[Extracted records]
----------

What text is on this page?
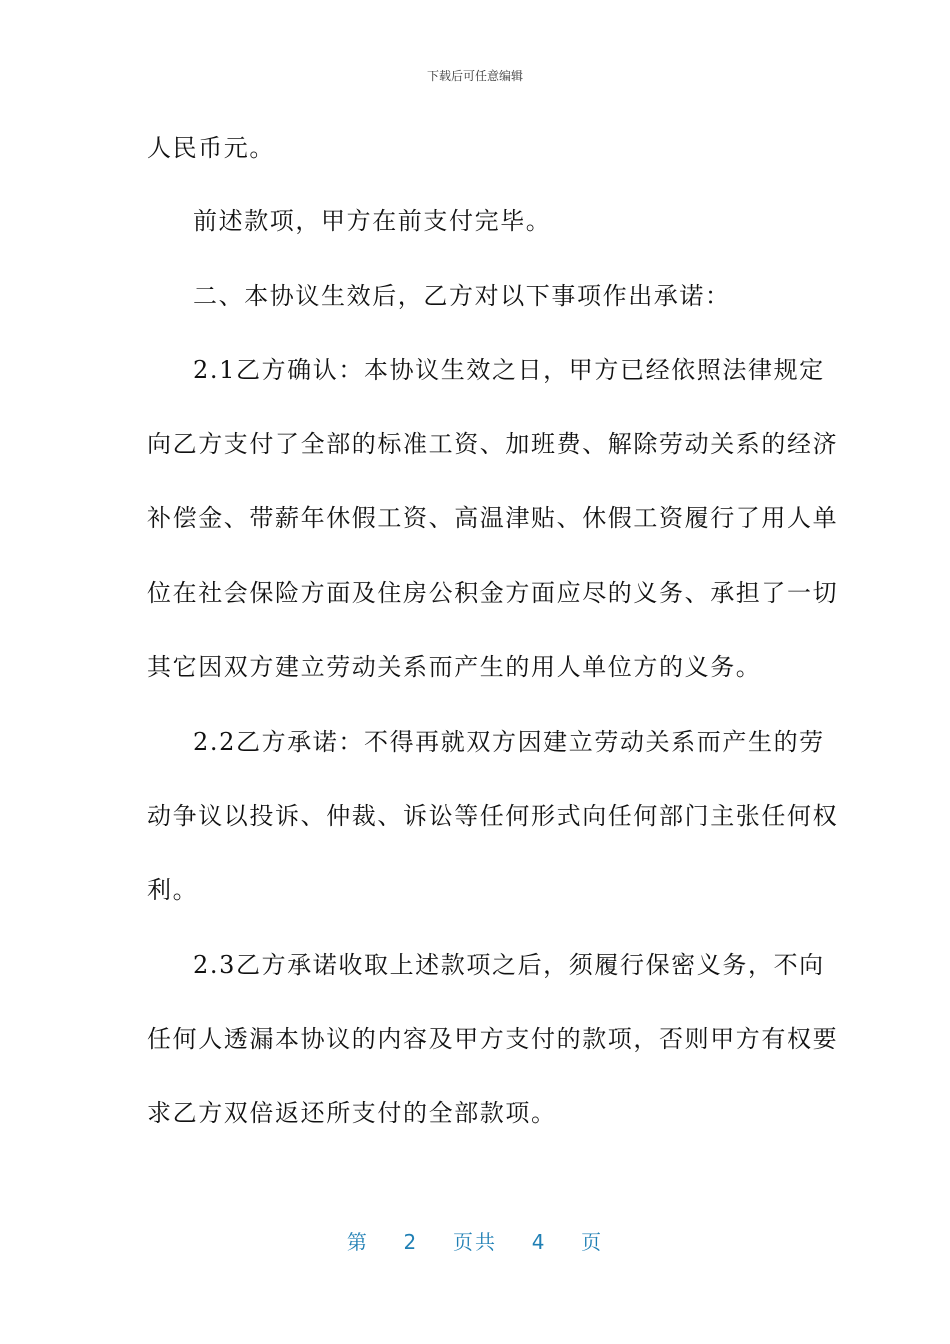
下载后可任意编辑
人民币元。
前述款项，甲方在前支付完毕。
二、本协议生效后，乙方对以下事项作出承诺：
2.1乙方确认：本协议生效之日，甲方已经依照法律规定
向乙方支付了全部的标准工资、加班费、解除劳动关系的经济
补偿金、带薪年休假工资、高温津贴、休假工资履行了用人单
位在社会保险方面及住房公积金方面应尽的义务、承担了一切
其它因双方建立劳动关系而产生的用人单位方的义务。
2.2乙方承诺：不得再就双方因建立劳动关系而产生的劳
动争议以投诉、仲裁、诉讼等任何形式向任何部门主张任何权
利。
2.3乙方承诺收取上述款项之后，须履行保密义务，不向
任何人透漏本协议的内容及甲方支付的款项，否则甲方有权要
求乙方双倍返还所支付的全部款项。
第 2 页共 4 页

----------

▶ **What you should do**
Exclude all images and restate the records above word for word.

▶ **Output for this task**
What text is on this page?
下载后可任意编辑
人民币元。
前述款项，甲方在前支付完毕。
二、本协议生效后，乙方对以下事项作出承诺：
2.1乙方确认：本协议生效之日，甲方已经依照法律规定
向乙方支付了全部的标准工资、加班费、解除劳动关系的经济
补偿金、带薪年休假工资、高温津贴、休假工资履行了用人单
位在社会保险方面及住房公积金方面应尽的义务、承担了一切
其它因双方建立劳动关系而产生的用人单位方的义务。
2.2乙方承诺：不得再就双方因建立劳动关系而产生的劳
动争议以投诉、仲裁、诉讼等任何形式向任何部门主张任何权
利。
2.3乙方承诺收取上述款项之后，须履行保密义务，不向
任何人透漏本协议的内容及甲方支付的款项，否则甲方有权要
求乙方双倍返还所支付的全部款项。
第 2 页共 4 页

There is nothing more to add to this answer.